> _SHORT EXERCISE_: Find every line containing the word "name" in the records below; report only how many there are.

> _EXTRACTED DATA_:
+-------+

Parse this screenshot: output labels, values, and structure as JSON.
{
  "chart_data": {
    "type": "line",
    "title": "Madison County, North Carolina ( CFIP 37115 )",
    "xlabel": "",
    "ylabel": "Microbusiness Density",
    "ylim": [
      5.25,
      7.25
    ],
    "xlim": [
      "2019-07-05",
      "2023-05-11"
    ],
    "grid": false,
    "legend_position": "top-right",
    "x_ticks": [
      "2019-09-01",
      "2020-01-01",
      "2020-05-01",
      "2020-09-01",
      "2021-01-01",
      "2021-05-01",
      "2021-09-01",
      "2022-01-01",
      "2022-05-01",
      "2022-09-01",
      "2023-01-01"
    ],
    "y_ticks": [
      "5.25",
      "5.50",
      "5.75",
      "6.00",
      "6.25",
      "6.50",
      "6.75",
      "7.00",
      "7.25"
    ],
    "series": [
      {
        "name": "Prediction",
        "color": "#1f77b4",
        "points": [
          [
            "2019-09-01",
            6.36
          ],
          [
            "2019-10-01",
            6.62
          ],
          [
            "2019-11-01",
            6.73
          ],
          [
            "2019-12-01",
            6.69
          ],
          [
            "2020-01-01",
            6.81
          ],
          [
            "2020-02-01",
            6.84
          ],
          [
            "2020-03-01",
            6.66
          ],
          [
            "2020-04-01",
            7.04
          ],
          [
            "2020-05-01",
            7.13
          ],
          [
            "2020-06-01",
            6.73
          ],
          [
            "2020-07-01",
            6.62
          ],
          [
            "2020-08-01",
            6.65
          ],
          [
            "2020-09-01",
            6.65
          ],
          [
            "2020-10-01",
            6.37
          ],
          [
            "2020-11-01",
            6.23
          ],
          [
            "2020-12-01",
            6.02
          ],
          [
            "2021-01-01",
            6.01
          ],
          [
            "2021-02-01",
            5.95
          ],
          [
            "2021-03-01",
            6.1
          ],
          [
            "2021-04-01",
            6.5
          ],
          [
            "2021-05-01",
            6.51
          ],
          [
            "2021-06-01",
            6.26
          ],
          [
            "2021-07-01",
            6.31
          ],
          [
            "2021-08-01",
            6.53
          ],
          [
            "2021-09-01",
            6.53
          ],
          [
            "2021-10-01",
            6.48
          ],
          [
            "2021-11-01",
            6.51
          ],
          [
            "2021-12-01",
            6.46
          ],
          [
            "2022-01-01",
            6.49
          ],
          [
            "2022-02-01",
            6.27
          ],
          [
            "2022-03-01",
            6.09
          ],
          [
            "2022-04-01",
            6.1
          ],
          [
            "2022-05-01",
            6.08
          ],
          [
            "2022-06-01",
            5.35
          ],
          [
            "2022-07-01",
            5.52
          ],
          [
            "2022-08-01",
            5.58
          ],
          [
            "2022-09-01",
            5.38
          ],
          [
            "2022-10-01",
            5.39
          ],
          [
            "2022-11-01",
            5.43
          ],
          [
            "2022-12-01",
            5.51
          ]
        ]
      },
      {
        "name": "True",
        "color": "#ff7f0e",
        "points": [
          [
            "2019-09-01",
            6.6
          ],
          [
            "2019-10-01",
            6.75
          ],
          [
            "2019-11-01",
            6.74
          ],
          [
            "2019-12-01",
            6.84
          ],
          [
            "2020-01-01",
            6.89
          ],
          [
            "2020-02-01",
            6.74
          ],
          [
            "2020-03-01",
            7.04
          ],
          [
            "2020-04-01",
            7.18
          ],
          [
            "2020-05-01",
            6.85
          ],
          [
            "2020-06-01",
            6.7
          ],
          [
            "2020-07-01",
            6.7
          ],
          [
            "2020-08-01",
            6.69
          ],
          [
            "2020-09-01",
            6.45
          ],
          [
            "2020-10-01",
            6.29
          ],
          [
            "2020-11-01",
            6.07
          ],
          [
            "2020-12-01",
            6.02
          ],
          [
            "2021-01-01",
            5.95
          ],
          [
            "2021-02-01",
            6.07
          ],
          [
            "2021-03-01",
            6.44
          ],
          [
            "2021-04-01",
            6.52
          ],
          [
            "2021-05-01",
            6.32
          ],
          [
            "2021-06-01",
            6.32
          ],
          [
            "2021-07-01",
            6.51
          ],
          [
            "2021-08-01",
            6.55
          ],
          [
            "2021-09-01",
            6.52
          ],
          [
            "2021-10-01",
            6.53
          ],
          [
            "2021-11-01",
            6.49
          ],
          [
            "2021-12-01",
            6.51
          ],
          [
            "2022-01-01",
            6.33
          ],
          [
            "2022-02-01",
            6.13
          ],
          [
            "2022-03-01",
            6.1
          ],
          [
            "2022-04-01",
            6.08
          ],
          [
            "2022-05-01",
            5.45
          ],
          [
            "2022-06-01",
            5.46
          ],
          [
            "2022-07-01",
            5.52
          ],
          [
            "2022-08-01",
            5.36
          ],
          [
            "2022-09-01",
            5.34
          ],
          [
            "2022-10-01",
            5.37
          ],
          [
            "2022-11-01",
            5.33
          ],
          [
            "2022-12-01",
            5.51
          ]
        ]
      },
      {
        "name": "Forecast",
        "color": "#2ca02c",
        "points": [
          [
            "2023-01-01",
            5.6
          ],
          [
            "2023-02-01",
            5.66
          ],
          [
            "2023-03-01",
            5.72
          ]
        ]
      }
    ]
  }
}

+-------+

> _EXERCISE ANSWER_: 3